Instructions to follow:
Can you return, unchanged, the lines from the one that contains "Output a JSON" to the last line, with the pictures left out?

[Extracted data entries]
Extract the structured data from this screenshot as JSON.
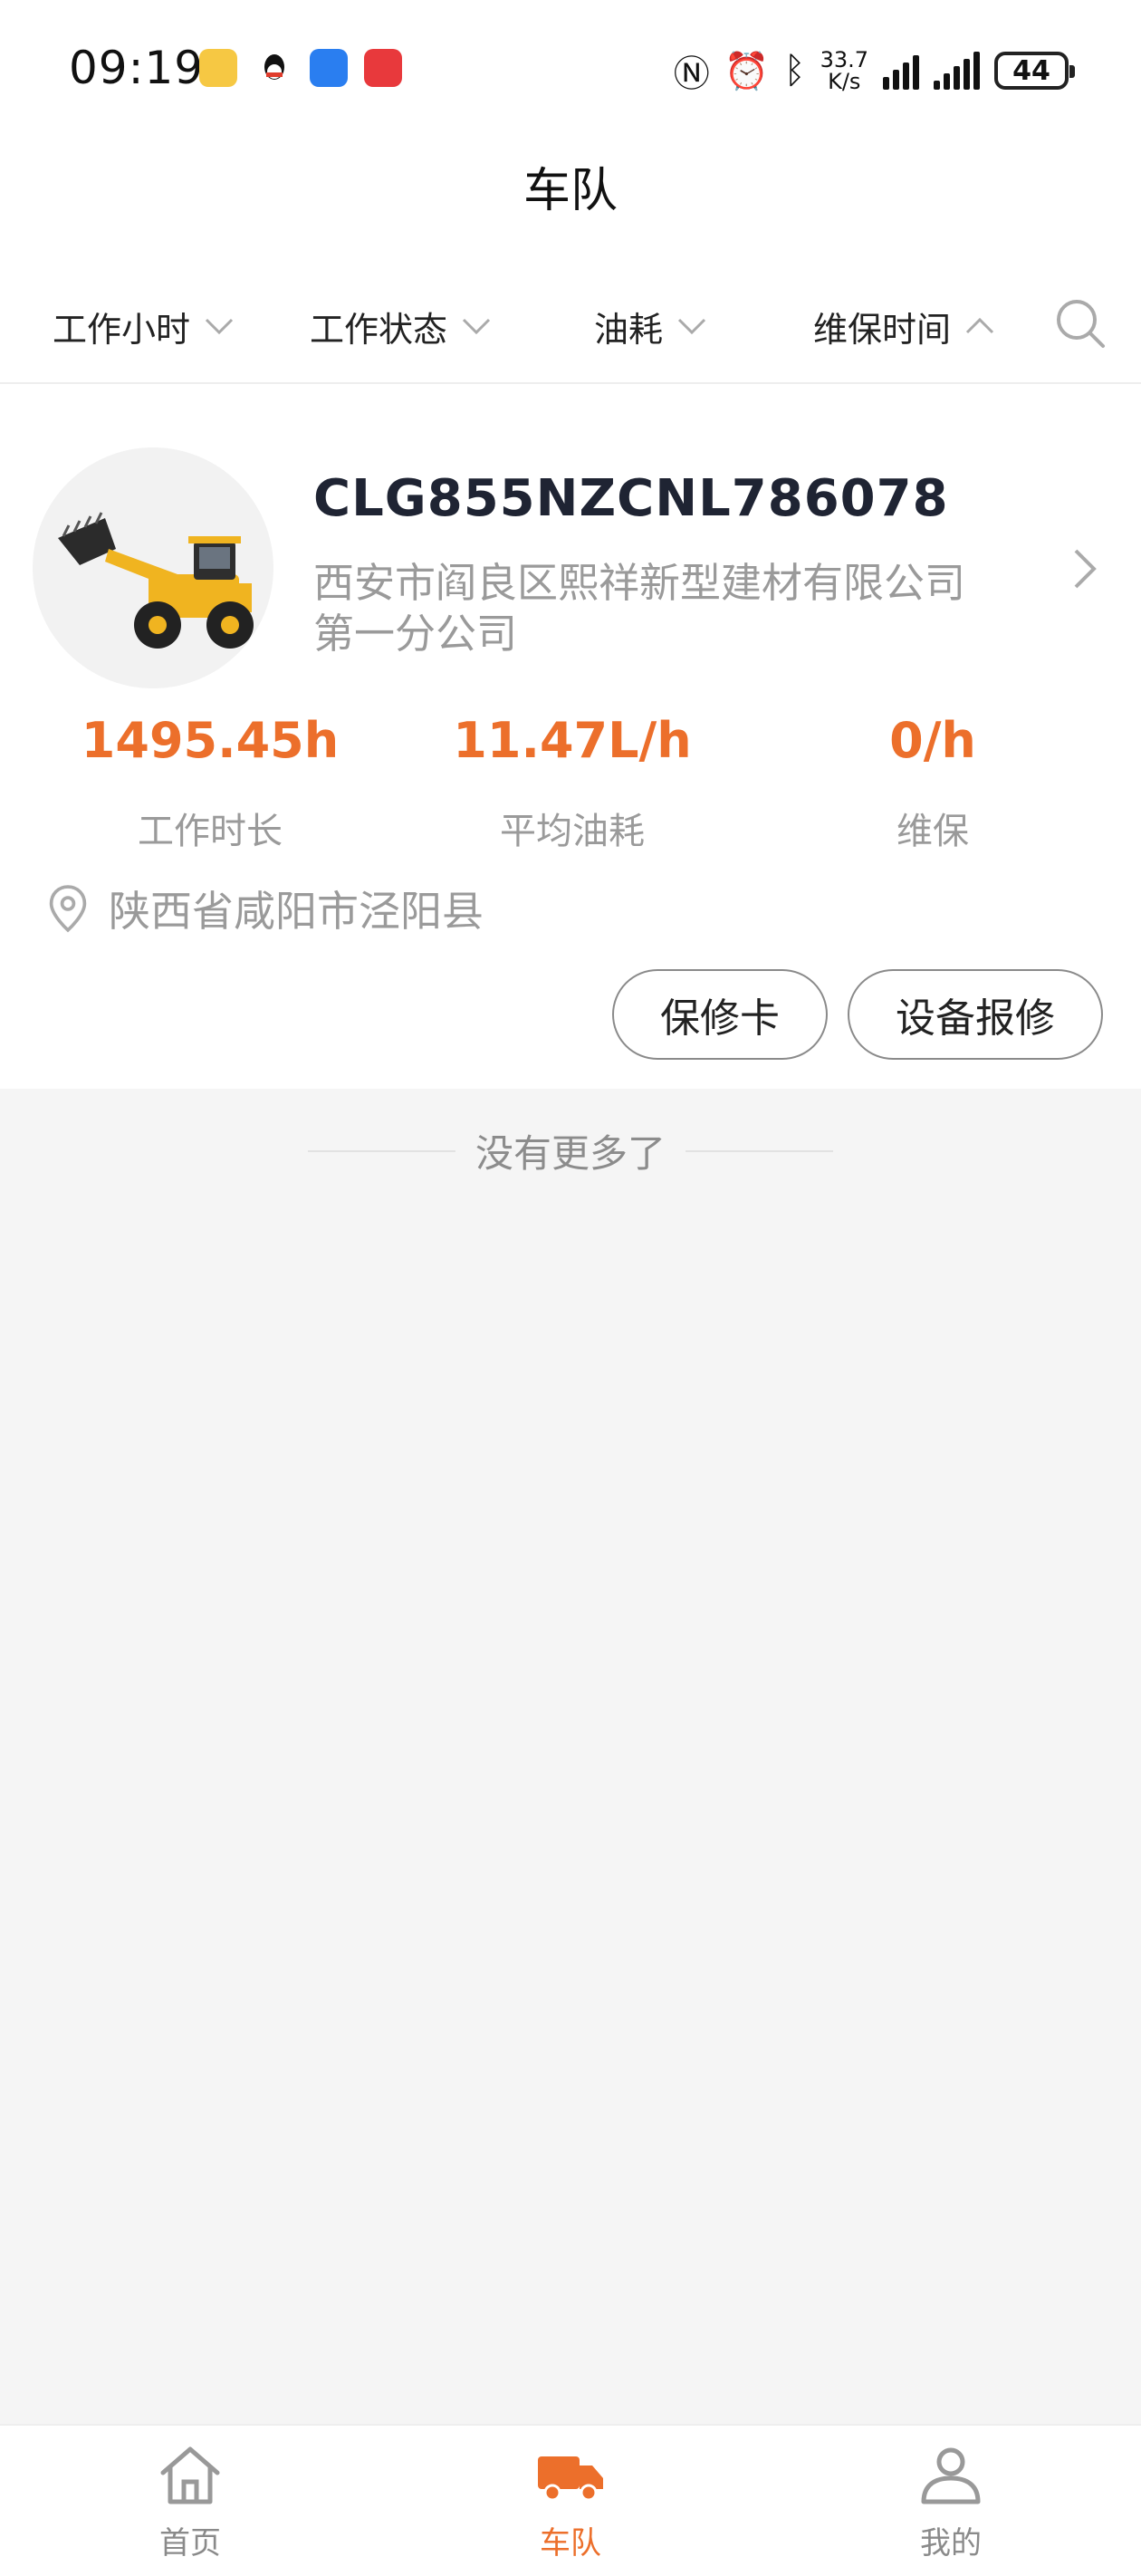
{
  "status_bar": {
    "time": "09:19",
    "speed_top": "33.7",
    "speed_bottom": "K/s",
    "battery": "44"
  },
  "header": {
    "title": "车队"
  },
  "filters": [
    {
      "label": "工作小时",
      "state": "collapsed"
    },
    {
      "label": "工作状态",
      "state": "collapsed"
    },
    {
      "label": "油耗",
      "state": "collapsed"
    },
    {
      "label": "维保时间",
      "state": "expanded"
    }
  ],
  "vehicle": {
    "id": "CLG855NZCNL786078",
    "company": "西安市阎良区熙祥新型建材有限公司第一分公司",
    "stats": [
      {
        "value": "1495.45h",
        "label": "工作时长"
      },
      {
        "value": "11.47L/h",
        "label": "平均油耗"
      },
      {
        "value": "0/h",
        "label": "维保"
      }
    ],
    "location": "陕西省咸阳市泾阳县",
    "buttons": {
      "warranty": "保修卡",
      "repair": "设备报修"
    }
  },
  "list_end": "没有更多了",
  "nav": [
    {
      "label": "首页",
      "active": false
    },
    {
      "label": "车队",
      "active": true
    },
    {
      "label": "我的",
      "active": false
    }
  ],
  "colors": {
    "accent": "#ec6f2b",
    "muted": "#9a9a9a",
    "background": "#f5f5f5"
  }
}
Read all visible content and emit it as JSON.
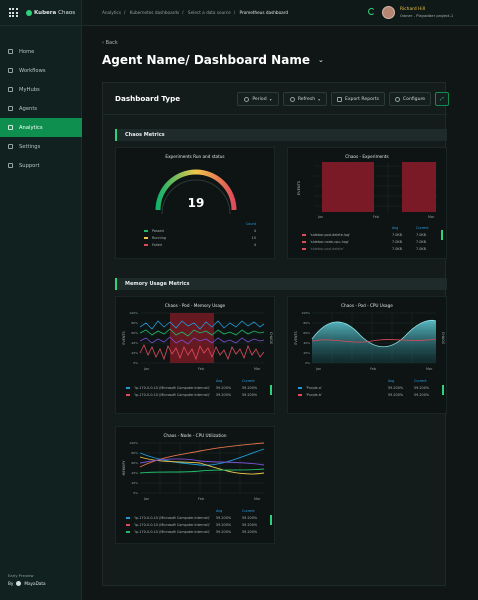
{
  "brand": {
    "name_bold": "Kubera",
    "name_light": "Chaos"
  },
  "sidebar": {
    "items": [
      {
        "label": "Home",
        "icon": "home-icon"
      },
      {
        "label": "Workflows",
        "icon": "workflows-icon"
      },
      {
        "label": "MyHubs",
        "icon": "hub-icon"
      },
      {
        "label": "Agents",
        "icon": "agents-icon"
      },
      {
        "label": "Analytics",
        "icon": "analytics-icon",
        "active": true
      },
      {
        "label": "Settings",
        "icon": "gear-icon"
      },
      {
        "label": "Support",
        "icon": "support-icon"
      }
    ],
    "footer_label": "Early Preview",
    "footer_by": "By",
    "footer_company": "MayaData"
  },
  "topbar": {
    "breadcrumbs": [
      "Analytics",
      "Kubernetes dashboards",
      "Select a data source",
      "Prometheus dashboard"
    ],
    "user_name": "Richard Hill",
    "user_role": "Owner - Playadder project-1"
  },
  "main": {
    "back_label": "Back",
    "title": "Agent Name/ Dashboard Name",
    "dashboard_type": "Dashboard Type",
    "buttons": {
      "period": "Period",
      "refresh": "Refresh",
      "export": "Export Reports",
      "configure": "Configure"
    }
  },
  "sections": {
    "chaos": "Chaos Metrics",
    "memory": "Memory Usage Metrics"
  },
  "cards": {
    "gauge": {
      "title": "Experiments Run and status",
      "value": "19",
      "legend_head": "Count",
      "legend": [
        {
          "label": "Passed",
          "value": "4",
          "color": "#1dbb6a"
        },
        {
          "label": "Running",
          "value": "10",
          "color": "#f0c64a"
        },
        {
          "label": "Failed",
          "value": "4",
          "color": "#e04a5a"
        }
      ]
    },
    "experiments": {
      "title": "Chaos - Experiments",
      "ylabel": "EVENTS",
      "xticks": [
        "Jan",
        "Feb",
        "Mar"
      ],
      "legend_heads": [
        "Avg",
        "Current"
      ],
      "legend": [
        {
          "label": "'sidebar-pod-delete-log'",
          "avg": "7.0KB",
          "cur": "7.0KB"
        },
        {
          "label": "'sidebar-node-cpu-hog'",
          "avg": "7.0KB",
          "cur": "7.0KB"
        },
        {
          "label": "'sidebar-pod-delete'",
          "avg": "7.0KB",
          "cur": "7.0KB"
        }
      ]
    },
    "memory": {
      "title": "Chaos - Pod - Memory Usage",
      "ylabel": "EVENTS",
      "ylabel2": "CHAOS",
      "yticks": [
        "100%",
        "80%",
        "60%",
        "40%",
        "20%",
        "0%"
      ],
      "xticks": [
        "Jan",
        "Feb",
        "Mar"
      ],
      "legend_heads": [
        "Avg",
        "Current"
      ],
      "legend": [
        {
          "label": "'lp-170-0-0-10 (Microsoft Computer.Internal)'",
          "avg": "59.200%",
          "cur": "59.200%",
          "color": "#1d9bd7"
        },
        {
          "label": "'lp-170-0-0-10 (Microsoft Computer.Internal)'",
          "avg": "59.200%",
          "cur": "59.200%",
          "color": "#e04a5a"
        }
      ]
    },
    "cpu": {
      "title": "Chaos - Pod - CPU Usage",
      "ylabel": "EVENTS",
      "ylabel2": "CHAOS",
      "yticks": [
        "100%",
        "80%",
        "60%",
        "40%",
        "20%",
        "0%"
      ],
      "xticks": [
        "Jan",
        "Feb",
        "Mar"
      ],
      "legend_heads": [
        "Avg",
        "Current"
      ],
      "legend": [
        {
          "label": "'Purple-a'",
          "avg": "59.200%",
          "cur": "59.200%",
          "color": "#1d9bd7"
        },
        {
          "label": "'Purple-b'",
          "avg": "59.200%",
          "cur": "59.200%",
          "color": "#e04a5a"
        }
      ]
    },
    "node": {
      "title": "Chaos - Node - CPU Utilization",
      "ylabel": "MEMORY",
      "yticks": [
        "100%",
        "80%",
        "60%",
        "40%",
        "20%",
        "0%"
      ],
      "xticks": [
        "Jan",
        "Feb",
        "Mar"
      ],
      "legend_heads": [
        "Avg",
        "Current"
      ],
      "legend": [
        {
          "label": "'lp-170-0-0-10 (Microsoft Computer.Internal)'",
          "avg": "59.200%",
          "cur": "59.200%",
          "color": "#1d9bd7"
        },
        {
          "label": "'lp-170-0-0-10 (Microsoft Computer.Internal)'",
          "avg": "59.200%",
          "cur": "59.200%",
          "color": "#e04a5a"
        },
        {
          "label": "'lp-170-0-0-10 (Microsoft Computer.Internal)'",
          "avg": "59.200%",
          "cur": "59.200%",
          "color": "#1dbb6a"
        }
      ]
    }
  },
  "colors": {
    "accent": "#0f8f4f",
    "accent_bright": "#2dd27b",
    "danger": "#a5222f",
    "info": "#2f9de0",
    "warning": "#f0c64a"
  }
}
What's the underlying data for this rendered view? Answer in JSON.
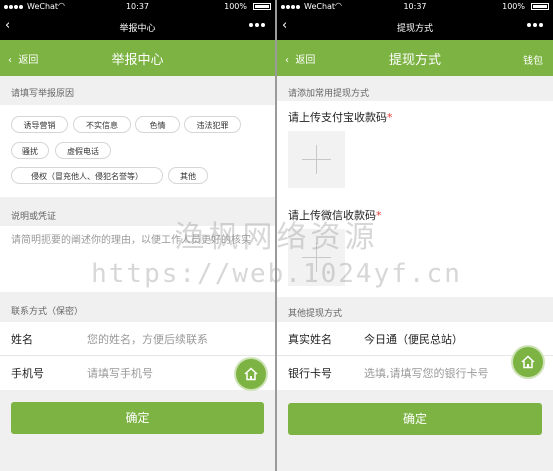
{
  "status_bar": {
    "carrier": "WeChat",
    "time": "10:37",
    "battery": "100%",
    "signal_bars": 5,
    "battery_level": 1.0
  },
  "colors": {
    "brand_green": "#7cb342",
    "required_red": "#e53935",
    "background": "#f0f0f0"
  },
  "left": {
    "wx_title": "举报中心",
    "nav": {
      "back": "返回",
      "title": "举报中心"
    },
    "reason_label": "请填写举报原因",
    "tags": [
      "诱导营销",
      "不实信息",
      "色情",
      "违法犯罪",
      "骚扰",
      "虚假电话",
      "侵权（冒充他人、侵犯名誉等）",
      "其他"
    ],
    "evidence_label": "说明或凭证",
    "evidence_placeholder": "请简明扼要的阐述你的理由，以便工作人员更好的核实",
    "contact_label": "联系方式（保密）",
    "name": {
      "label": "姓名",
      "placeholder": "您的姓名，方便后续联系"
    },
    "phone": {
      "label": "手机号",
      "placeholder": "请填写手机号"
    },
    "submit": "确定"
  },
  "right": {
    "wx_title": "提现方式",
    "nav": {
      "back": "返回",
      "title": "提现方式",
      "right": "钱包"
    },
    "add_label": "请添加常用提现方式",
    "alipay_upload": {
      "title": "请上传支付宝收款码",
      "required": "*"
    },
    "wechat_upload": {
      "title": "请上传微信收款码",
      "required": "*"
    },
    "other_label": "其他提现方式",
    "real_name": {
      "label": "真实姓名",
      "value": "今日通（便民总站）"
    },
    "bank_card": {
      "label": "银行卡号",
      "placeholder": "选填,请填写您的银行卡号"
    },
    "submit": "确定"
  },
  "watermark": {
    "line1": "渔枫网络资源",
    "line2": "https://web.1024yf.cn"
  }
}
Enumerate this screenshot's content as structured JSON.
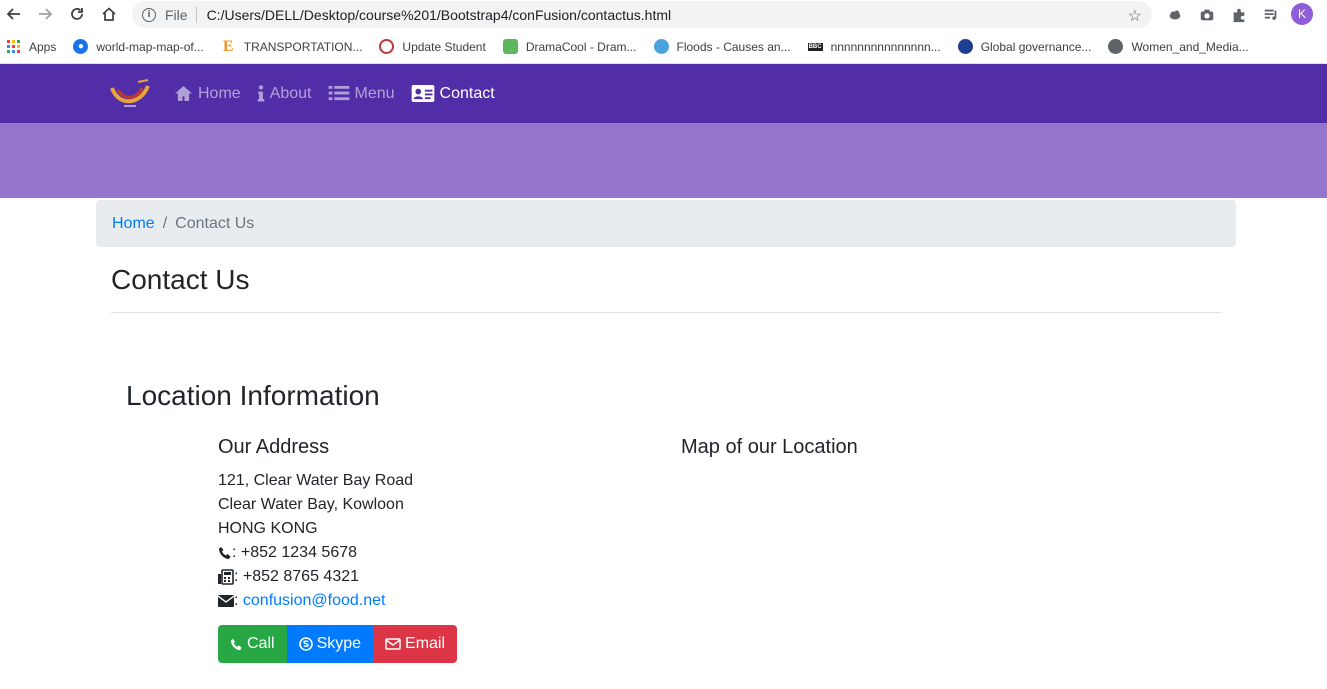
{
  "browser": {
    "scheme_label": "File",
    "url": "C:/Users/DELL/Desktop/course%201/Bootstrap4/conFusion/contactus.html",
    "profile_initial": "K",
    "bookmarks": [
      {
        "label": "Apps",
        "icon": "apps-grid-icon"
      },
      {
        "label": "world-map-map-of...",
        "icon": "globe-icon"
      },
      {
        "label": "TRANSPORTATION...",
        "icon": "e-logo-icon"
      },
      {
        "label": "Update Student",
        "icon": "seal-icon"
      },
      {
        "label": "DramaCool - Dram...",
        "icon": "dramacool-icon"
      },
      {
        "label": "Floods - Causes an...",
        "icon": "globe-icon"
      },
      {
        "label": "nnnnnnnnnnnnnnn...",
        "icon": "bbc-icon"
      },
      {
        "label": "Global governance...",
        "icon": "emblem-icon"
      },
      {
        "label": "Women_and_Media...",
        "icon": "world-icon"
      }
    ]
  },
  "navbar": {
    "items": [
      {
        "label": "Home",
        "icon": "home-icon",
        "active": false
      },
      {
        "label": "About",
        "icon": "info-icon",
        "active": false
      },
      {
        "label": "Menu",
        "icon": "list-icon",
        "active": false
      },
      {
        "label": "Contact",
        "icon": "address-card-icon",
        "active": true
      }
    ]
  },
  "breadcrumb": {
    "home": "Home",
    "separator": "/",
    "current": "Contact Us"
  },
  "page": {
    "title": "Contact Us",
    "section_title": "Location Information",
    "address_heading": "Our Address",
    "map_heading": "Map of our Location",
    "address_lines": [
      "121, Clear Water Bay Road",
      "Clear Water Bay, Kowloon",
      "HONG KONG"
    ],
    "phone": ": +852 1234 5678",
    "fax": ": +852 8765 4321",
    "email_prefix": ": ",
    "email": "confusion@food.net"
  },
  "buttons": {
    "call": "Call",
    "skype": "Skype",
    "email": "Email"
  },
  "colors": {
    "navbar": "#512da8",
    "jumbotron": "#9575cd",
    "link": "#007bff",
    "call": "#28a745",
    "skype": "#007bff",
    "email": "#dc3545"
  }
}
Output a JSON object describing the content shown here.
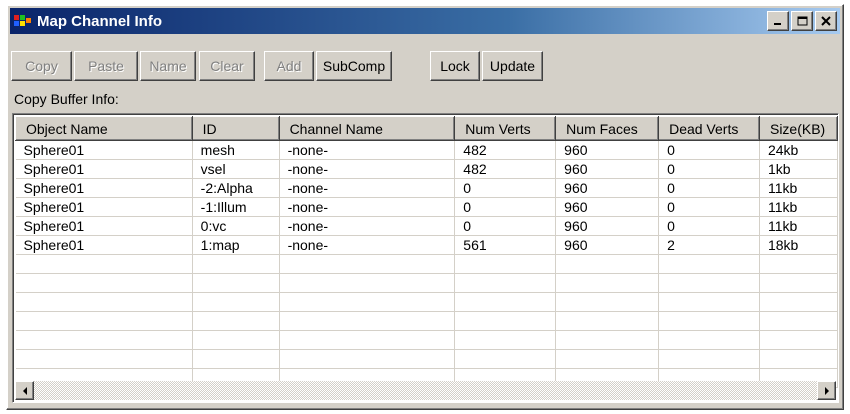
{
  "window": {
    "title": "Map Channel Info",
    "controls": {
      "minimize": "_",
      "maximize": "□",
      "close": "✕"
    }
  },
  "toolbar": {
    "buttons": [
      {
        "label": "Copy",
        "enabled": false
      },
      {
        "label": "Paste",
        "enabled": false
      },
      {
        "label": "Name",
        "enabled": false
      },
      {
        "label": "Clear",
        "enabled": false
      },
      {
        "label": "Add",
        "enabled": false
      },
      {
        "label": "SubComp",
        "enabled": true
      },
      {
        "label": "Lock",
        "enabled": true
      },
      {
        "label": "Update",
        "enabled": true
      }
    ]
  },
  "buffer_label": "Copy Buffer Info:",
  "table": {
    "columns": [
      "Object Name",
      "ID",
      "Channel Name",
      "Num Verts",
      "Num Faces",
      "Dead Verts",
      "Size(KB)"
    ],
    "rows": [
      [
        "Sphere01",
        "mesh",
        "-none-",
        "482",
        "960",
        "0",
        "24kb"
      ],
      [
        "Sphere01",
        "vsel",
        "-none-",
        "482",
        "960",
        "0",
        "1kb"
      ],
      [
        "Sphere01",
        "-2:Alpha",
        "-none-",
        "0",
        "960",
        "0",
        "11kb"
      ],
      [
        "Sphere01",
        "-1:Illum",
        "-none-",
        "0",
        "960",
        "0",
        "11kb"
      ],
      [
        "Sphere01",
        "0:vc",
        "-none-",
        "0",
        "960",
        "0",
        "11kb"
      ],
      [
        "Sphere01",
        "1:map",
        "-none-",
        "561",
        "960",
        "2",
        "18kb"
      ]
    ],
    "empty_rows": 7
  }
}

Written answer:
Output a JSON object describing the content shown here.
{
  "window": {
    "title": "Map Channel Info",
    "controls": {
      "minimize": "_",
      "maximize": "□",
      "close": "✕"
    }
  },
  "toolbar": {
    "buttons": [
      {
        "label": "Copy",
        "enabled": false
      },
      {
        "label": "Paste",
        "enabled": false
      },
      {
        "label": "Name",
        "enabled": false
      },
      {
        "label": "Clear",
        "enabled": false
      },
      {
        "label": "Add",
        "enabled": false
      },
      {
        "label": "SubComp",
        "enabled": true
      },
      {
        "label": "Lock",
        "enabled": true
      },
      {
        "label": "Update",
        "enabled": true
      }
    ]
  },
  "buffer_label": "Copy Buffer Info:",
  "table": {
    "columns": [
      "Object Name",
      "ID",
      "Channel Name",
      "Num Verts",
      "Num Faces",
      "Dead Verts",
      "Size(KB)"
    ],
    "rows": [
      [
        "Sphere01",
        "mesh",
        "-none-",
        "482",
        "960",
        "0",
        "24kb"
      ],
      [
        "Sphere01",
        "vsel",
        "-none-",
        "482",
        "960",
        "0",
        "1kb"
      ],
      [
        "Sphere01",
        "-2:Alpha",
        "-none-",
        "0",
        "960",
        "0",
        "11kb"
      ],
      [
        "Sphere01",
        "-1:Illum",
        "-none-",
        "0",
        "960",
        "0",
        "11kb"
      ],
      [
        "Sphere01",
        "0:vc",
        "-none-",
        "0",
        "960",
        "0",
        "11kb"
      ],
      [
        "Sphere01",
        "1:map",
        "-none-",
        "561",
        "960",
        "2",
        "18kb"
      ]
    ],
    "empty_rows": 7
  }
}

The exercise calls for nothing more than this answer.